— START —

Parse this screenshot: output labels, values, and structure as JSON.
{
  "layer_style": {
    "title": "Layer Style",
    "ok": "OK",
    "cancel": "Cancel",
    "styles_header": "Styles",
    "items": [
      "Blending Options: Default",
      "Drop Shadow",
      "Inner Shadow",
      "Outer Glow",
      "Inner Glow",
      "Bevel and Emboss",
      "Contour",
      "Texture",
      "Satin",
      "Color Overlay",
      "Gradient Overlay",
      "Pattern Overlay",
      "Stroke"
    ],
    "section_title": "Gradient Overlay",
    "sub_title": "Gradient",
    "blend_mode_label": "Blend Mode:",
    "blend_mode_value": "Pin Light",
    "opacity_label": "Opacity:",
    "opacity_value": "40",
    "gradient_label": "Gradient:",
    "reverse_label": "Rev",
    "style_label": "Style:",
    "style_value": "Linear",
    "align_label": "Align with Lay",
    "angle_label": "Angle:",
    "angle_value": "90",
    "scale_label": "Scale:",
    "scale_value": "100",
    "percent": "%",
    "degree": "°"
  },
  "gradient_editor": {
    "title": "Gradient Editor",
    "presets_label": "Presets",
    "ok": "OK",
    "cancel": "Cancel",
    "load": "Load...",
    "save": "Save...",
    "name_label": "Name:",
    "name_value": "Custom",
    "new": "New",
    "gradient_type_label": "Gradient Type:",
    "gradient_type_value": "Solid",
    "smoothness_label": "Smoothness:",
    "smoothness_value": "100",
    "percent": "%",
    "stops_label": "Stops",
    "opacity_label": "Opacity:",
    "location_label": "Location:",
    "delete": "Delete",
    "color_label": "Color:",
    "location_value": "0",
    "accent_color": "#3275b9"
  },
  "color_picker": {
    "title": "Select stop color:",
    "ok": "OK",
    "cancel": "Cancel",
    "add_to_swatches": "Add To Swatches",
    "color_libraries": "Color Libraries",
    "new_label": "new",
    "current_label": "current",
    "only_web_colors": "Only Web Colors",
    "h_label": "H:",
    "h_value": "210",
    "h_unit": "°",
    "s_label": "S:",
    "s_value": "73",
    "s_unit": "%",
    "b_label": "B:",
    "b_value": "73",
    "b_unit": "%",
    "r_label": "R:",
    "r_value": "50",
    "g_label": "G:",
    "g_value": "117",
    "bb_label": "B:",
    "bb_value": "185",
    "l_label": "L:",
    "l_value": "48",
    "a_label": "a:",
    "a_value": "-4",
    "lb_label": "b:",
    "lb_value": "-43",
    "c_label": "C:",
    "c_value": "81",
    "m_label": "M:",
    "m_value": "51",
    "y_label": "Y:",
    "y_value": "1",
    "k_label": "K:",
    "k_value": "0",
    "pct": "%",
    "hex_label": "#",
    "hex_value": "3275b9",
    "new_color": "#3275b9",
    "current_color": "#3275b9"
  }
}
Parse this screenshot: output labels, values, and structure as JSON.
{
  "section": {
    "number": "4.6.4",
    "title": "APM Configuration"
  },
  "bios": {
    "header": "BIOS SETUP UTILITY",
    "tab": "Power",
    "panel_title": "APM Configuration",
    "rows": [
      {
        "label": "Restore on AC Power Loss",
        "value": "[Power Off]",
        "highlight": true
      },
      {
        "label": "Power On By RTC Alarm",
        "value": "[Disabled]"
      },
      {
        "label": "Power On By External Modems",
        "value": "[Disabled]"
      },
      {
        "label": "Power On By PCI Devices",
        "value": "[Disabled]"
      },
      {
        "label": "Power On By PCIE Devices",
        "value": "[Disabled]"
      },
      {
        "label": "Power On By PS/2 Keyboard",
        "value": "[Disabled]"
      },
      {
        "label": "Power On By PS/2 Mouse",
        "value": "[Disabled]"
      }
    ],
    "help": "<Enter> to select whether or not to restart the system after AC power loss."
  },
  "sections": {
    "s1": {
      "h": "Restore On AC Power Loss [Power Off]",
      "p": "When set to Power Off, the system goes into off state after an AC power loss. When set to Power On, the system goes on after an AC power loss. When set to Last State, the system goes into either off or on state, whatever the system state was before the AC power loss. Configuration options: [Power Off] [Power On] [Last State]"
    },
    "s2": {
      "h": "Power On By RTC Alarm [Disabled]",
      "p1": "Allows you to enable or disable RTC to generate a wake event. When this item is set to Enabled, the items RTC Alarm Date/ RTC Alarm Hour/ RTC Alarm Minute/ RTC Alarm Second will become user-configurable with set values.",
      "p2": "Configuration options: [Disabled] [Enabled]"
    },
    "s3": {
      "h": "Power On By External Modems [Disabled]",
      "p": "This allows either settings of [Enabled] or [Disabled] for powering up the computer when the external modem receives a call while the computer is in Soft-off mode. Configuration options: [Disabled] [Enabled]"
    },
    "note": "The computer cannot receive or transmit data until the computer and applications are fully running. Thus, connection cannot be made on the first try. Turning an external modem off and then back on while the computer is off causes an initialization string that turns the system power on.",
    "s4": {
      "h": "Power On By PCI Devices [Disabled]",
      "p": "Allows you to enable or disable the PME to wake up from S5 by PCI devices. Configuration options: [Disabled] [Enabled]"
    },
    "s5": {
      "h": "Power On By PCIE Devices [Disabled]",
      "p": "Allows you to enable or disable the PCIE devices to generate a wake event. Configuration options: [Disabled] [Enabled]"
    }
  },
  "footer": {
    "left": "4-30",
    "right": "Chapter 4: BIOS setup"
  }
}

— END —

Repeat the listing exactly, from its first line to its last.

**Answer to this task:**
Parse this screenshot: output labels, values, and structure as JSON.
{
  "layer_style": {
    "title": "Layer Style",
    "ok": "OK",
    "cancel": "Cancel",
    "styles_header": "Styles",
    "items": [
      "Blending Options: Default",
      "Drop Shadow",
      "Inner Shadow",
      "Outer Glow",
      "Inner Glow",
      "Bevel and Emboss",
      "Contour",
      "Texture",
      "Satin",
      "Color Overlay",
      "Gradient Overlay",
      "Pattern Overlay",
      "Stroke"
    ],
    "section_title": "Gradient Overlay",
    "sub_title": "Gradient",
    "blend_mode_label": "Blend Mode:",
    "blend_mode_value": "Pin Light",
    "opacity_label": "Opacity:",
    "opacity_value": "40",
    "gradient_label": "Gradient:",
    "reverse_label": "Rev",
    "style_label": "Style:",
    "style_value": "Linear",
    "align_label": "Align with Lay",
    "angle_label": "Angle:",
    "angle_value": "90",
    "scale_label": "Scale:",
    "scale_value": "100",
    "percent": "%",
    "degree": "°"
  },
  "gradient_editor": {
    "title": "Gradient Editor",
    "presets_label": "Presets",
    "ok": "OK",
    "cancel": "Cancel",
    "load": "Load...",
    "save": "Save...",
    "name_label": "Name:",
    "name_value": "Custom",
    "new": "New",
    "gradient_type_label": "Gradient Type:",
    "gradient_type_value": "Solid",
    "smoothness_label": "Smoothness:",
    "smoothness_value": "100",
    "percent": "%",
    "stops_label": "Stops",
    "opacity_label": "Opacity:",
    "location_label": "Location:",
    "delete": "Delete",
    "color_label": "Color:",
    "location_value": "0",
    "accent_color": "#3275b9"
  },
  "color_picker": {
    "title": "Select stop color:",
    "ok": "OK",
    "cancel": "Cancel",
    "add_to_swatches": "Add To Swatches",
    "color_libraries": "Color Libraries",
    "new_label": "new",
    "current_label": "current",
    "only_web_colors": "Only Web Colors",
    "h_label": "H:",
    "h_value": "210",
    "h_unit": "°",
    "s_label": "S:",
    "s_value": "73",
    "s_unit": "%",
    "b_label": "B:",
    "b_value": "73",
    "b_unit": "%",
    "r_label": "R:",
    "r_value": "50",
    "g_label": "G:",
    "g_value": "117",
    "bb_label": "B:",
    "bb_value": "185",
    "l_label": "L:",
    "l_value": "48",
    "a_label": "a:",
    "a_value": "-4",
    "lb_label": "b:",
    "lb_value": "-43",
    "c_label": "C:",
    "c_value": "81",
    "m_label": "M:",
    "m_value": "51",
    "y_label": "Y:",
    "y_value": "1",
    "k_label": "K:",
    "k_value": "0",
    "pct": "%",
    "hex_label": "#",
    "hex_value": "3275b9",
    "new_color": "#3275b9",
    "current_color": "#3275b9"
  }
}
Parse this screenshot: output labels, values, and structure as JSON.
{
  "section": {
    "number": "4.6.4",
    "title": "APM Configuration"
  },
  "bios": {
    "header": "BIOS SETUP UTILITY",
    "tab": "Power",
    "panel_title": "APM Configuration",
    "rows": [
      {
        "label": "Restore on AC Power Loss",
        "value": "[Power Off]",
        "highlight": true
      },
      {
        "label": "Power On By RTC Alarm",
        "value": "[Disabled]"
      },
      {
        "label": "Power On By External Modems",
        "value": "[Disabled]"
      },
      {
        "label": "Power On By PCI Devices",
        "value": "[Disabled]"
      },
      {
        "label": "Power On By PCIE Devices",
        "value": "[Disabled]"
      },
      {
        "label": "Power On By PS/2 Keyboard",
        "value": "[Disabled]"
      },
      {
        "label": "Power On By PS/2 Mouse",
        "value": "[Disabled]"
      }
    ],
    "help": "<Enter> to select whether or not to restart the system after AC power loss."
  },
  "sections": {
    "s1": {
      "h": "Restore On AC Power Loss [Power Off]",
      "p": "When set to Power Off, the system goes into off state after an AC power loss. When set to Power On, the system goes on after an AC power loss. When set to Last State, the system goes into either off or on state, whatever the system state was before the AC power loss. Configuration options: [Power Off] [Power On] [Last State]"
    },
    "s2": {
      "h": "Power On By RTC Alarm [Disabled]",
      "p1": "Allows you to enable or disable RTC to generate a wake event. When this item is set to Enabled, the items RTC Alarm Date/ RTC Alarm Hour/ RTC Alarm Minute/ RTC Alarm Second will become user-configurable with set values.",
      "p2": "Configuration options: [Disabled] [Enabled]"
    },
    "s3": {
      "h": "Power On By External Modems [Disabled]",
      "p": "This allows either settings of [Enabled] or [Disabled] for powering up the computer when the external modem receives a call while the computer is in Soft-off mode. Configuration options: [Disabled] [Enabled]"
    },
    "note": "The computer cannot receive or transmit data until the computer and applications are fully running. Thus, connection cannot be made on the first try. Turning an external modem off and then back on while the computer is off causes an initialization string that turns the system power on.",
    "s4": {
      "h": "Power On By PCI Devices [Disabled]",
      "p": "Allows you to enable or disable the PME to wake up from S5 by PCI devices. Configuration options: [Disabled] [Enabled]"
    },
    "s5": {
      "h": "Power On By PCIE Devices [Disabled]",
      "p": "Allows you to enable or disable the PCIE devices to generate a wake event. Configuration options: [Disabled] [Enabled]"
    }
  },
  "footer": {
    "left": "4-30",
    "right": "Chapter 4: BIOS setup"
  }
}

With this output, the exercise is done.